Each entry below is to be printed verbatim.

**** Records to use ****

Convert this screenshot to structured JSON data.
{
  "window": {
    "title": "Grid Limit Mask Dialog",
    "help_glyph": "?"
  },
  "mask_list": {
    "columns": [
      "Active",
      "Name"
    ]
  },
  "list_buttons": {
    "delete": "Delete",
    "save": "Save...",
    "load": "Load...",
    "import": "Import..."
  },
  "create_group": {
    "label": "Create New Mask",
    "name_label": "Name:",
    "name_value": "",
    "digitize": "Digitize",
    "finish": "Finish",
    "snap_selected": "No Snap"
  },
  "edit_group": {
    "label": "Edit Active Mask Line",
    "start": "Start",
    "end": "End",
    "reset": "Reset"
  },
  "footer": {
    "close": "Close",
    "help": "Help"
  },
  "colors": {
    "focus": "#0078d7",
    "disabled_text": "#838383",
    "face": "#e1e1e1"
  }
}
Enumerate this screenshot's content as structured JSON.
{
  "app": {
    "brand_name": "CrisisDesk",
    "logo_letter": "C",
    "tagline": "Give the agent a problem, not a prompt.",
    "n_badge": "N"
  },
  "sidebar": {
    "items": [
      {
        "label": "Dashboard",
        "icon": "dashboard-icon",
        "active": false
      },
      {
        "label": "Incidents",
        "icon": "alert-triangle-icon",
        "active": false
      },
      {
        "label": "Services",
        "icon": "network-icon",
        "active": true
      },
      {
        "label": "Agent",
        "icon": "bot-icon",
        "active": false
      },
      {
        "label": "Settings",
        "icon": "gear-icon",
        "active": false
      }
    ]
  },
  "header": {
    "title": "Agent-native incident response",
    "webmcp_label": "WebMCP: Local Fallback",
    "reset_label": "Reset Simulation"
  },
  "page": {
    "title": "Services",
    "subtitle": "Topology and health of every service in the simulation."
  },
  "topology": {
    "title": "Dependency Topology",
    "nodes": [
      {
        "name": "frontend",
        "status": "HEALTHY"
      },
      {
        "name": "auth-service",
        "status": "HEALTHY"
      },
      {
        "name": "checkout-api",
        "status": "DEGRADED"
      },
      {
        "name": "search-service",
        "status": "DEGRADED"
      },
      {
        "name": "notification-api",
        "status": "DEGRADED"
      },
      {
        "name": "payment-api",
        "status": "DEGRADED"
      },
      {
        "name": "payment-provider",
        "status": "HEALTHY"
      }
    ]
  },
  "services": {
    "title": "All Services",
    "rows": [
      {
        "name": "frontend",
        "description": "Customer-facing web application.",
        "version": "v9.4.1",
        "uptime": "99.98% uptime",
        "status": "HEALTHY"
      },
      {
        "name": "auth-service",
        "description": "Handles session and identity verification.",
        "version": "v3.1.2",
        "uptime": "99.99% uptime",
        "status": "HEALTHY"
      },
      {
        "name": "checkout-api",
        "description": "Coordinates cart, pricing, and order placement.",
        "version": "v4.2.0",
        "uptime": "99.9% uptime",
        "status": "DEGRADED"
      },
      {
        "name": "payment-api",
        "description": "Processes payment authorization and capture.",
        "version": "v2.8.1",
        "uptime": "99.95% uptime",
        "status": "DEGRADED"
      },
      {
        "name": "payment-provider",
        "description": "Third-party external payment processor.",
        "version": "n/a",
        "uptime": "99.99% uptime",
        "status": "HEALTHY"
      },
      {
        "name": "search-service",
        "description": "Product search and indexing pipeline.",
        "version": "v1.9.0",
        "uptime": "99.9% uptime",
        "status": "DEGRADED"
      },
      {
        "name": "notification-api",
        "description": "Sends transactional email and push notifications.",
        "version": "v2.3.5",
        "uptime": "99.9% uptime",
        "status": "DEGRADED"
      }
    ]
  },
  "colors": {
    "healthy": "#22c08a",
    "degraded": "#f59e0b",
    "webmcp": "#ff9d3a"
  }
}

****

*Solution*:
Convert this screenshot to structured JSON data.
{
  "window": {
    "title": "Grid Limit Mask Dialog",
    "help_glyph": "?"
  },
  "mask_list": {
    "columns": [
      "Active",
      "Name"
    ]
  },
  "list_buttons": {
    "delete": "Delete",
    "save": "Save...",
    "load": "Load...",
    "import": "Import..."
  },
  "create_group": {
    "label": "Create New Mask",
    "name_label": "Name:",
    "name_value": "",
    "digitize": "Digitize",
    "finish": "Finish",
    "snap_selected": "No Snap"
  },
  "edit_group": {
    "label": "Edit Active Mask Line",
    "start": "Start",
    "end": "End",
    "reset": "Reset"
  },
  "footer": {
    "close": "Close",
    "help": "Help"
  },
  "colors": {
    "focus": "#0078d7",
    "disabled_text": "#838383",
    "face": "#e1e1e1"
  }
}
Enumerate this screenshot's content as structured JSON.
{
  "app": {
    "brand_name": "CrisisDesk",
    "logo_letter": "C",
    "tagline": "Give the agent a problem, not a prompt.",
    "n_badge": "N"
  },
  "sidebar": {
    "items": [
      {
        "label": "Dashboard",
        "icon": "dashboard-icon",
        "active": false
      },
      {
        "label": "Incidents",
        "icon": "alert-triangle-icon",
        "active": false
      },
      {
        "label": "Services",
        "icon": "network-icon",
        "active": true
      },
      {
        "label": "Agent",
        "icon": "bot-icon",
        "active": false
      },
      {
        "label": "Settings",
        "icon": "gear-icon",
        "active": false
      }
    ]
  },
  "header": {
    "title": "Agent-native incident response",
    "webmcp_label": "WebMCP: Local Fallback",
    "reset_label": "Reset Simulation"
  },
  "page": {
    "title": "Services",
    "subtitle": "Topology and health of every service in the simulation."
  },
  "topology": {
    "title": "Dependency Topology",
    "nodes": [
      {
        "name": "frontend",
        "status": "HEALTHY"
      },
      {
        "name": "auth-service",
        "status": "HEALTHY"
      },
      {
        "name": "checkout-api",
        "status": "DEGRADED"
      },
      {
        "name": "search-service",
        "status": "DEGRADED"
      },
      {
        "name": "notification-api",
        "status": "DEGRADED"
      },
      {
        "name": "payment-api",
        "status": "DEGRADED"
      },
      {
        "name": "payment-provider",
        "status": "HEALTHY"
      }
    ]
  },
  "services": {
    "title": "All Services",
    "rows": [
      {
        "name": "frontend",
        "description": "Customer-facing web application.",
        "version": "v9.4.1",
        "uptime": "99.98% uptime",
        "status": "HEALTHY"
      },
      {
        "name": "auth-service",
        "description": "Handles session and identity verification.",
        "version": "v3.1.2",
        "uptime": "99.99% uptime",
        "status": "HEALTHY"
      },
      {
        "name": "checkout-api",
        "description": "Coordinates cart, pricing, and order placement.",
        "version": "v4.2.0",
        "uptime": "99.9% uptime",
        "status": "DEGRADED"
      },
      {
        "name": "payment-api",
        "description": "Processes payment authorization and capture.",
        "version": "v2.8.1",
        "uptime": "99.95% uptime",
        "status": "DEGRADED"
      },
      {
        "name": "payment-provider",
        "description": "Third-party external payment processor.",
        "version": "n/a",
        "uptime": "99.99% uptime",
        "status": "HEALTHY"
      },
      {
        "name": "search-service",
        "description": "Product search and indexing pipeline.",
        "version": "v1.9.0",
        "uptime": "99.9% uptime",
        "status": "DEGRADED"
      },
      {
        "name": "notification-api",
        "description": "Sends transactional email and push notifications.",
        "version": "v2.3.5",
        "uptime": "99.9% uptime",
        "status": "DEGRADED"
      }
    ]
  },
  "colors": {
    "healthy": "#22c08a",
    "degraded": "#f59e0b",
    "webmcp": "#ff9d3a"
  }
}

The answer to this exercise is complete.